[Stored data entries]
* * *

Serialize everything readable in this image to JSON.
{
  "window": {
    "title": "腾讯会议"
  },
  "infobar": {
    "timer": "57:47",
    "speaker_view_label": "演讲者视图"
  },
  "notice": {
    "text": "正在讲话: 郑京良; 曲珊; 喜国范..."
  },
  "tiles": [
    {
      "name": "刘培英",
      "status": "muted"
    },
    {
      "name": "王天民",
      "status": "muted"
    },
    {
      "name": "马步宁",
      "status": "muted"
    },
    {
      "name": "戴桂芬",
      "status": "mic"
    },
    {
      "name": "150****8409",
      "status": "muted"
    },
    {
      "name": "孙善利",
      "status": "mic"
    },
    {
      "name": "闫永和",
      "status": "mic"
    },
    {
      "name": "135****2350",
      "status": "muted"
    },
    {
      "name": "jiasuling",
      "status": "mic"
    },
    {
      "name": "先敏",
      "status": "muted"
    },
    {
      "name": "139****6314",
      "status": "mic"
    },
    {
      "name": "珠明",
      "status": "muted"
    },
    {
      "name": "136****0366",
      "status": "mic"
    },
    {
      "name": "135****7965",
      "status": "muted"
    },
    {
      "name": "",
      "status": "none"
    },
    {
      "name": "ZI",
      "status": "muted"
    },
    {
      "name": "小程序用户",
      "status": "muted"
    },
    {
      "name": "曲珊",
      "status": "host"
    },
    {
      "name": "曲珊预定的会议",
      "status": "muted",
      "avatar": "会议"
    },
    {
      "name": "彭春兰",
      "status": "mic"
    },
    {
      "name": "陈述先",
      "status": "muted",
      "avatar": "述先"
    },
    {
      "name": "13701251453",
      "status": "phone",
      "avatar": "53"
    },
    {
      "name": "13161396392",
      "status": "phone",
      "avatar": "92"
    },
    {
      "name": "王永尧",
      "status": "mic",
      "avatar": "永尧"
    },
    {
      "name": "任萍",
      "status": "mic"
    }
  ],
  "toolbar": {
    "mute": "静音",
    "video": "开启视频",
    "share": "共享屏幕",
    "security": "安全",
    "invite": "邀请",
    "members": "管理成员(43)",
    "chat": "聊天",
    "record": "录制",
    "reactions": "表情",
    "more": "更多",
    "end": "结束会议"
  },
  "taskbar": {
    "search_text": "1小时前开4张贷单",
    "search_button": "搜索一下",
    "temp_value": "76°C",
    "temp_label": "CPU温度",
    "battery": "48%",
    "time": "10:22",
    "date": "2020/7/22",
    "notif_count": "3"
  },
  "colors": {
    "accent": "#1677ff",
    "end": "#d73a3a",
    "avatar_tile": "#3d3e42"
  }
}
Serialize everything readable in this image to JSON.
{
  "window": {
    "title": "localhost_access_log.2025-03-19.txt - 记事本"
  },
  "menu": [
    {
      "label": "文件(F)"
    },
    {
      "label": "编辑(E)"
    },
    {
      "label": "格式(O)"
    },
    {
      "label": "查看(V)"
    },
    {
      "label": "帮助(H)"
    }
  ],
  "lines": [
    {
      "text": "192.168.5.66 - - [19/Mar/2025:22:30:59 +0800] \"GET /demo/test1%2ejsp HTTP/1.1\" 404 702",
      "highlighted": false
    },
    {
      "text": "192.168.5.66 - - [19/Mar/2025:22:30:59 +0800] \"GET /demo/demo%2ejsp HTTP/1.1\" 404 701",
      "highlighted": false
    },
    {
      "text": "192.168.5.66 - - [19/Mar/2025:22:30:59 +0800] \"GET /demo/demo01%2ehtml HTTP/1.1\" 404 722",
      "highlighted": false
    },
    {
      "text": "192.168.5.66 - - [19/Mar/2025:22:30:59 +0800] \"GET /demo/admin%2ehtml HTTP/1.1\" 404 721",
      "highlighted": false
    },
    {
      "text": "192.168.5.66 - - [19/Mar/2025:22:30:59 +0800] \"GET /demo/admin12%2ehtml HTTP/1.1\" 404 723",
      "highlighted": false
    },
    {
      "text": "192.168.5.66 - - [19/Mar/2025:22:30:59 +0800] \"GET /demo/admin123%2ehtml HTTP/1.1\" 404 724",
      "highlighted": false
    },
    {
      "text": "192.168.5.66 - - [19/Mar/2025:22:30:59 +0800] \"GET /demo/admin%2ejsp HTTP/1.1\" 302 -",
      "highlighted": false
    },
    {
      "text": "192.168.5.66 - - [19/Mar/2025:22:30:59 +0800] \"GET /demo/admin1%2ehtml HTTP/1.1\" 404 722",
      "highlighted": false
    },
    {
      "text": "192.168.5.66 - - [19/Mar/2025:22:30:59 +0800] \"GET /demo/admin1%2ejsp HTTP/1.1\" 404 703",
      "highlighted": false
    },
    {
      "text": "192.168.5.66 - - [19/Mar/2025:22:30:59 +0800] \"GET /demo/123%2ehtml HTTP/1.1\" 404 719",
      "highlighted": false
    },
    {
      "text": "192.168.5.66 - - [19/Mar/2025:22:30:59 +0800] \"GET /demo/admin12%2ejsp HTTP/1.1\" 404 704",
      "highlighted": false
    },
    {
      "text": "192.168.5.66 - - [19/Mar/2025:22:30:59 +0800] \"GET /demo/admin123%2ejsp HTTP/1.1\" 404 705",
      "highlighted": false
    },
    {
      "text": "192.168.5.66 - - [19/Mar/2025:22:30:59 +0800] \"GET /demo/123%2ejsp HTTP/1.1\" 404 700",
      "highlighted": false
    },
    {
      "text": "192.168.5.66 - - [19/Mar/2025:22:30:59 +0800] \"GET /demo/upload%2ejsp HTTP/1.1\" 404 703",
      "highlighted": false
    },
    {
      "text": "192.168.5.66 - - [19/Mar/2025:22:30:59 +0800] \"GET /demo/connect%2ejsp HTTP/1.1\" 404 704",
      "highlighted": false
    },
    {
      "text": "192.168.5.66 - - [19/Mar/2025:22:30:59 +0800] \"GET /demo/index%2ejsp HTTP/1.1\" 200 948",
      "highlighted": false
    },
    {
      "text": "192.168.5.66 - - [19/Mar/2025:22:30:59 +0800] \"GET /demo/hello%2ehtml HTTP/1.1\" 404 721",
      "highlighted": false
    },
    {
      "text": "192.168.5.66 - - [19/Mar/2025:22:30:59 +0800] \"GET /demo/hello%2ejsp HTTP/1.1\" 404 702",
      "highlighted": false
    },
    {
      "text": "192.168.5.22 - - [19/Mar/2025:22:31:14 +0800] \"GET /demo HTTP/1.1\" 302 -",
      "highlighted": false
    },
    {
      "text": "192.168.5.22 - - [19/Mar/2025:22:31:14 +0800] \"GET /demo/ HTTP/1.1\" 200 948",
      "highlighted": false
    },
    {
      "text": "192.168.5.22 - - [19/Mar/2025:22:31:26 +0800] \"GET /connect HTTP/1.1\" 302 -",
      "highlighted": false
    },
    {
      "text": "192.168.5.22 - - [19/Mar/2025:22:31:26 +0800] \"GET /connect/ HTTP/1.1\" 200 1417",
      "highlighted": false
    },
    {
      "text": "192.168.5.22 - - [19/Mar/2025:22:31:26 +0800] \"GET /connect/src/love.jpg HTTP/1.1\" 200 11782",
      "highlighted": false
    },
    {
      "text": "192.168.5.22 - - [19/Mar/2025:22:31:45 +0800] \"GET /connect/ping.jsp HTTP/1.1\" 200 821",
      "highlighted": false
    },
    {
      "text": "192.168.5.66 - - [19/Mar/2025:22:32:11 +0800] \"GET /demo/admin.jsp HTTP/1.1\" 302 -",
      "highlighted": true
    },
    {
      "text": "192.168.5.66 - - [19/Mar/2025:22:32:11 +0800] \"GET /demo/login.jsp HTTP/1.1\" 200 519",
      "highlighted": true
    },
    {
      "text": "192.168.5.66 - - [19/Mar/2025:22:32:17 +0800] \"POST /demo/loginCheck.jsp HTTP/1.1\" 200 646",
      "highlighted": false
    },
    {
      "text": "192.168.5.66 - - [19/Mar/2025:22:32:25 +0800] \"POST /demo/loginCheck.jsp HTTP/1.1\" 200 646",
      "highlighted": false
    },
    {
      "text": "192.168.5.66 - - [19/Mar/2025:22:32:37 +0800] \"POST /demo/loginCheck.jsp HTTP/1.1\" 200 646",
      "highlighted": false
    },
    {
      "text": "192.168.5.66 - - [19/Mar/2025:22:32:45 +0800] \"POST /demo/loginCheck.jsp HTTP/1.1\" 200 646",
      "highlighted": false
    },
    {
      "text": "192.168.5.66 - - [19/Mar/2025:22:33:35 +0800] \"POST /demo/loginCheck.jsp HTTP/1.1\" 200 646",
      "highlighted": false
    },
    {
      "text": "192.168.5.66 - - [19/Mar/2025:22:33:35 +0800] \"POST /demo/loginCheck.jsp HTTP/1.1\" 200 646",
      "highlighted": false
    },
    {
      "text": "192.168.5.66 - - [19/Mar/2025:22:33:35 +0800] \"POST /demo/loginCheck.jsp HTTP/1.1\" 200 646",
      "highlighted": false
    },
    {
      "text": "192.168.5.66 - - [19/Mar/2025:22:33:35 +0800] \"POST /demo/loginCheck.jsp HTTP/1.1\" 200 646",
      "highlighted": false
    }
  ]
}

* * *

## Your instructions
Return solely the number of lines in the data that include the word "hello".

## Solution below
2